** THE REQUEST **
State the number of lines that include the string "distance", and write nothing else.

** MATERIAL FOR THIS TASK **
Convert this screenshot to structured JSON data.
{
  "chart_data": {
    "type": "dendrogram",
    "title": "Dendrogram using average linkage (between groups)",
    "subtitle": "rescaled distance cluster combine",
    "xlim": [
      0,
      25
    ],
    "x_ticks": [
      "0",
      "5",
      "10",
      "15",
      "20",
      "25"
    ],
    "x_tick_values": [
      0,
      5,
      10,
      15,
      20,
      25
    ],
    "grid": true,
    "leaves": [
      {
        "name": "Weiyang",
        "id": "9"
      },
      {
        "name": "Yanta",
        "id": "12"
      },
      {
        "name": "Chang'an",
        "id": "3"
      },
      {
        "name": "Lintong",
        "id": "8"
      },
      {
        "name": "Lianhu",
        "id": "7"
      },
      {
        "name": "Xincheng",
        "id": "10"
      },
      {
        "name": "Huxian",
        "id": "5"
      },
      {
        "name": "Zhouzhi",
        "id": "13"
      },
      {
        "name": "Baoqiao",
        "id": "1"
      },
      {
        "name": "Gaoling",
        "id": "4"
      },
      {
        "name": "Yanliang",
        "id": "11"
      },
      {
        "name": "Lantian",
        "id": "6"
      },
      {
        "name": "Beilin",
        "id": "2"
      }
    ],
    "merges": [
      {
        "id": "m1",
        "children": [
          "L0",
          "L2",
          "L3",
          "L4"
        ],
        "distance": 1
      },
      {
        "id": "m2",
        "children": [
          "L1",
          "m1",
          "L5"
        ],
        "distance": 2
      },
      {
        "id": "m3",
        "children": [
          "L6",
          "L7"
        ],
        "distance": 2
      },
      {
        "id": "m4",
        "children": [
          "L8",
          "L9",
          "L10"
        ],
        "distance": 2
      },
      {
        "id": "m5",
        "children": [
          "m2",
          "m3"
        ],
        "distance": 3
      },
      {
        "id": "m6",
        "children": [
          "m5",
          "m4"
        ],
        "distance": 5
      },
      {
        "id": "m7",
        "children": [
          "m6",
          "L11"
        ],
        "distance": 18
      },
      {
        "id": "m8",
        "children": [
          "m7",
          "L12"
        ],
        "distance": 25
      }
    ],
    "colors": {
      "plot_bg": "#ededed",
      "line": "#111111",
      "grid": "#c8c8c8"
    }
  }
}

** REPLY TO THE TASK **
9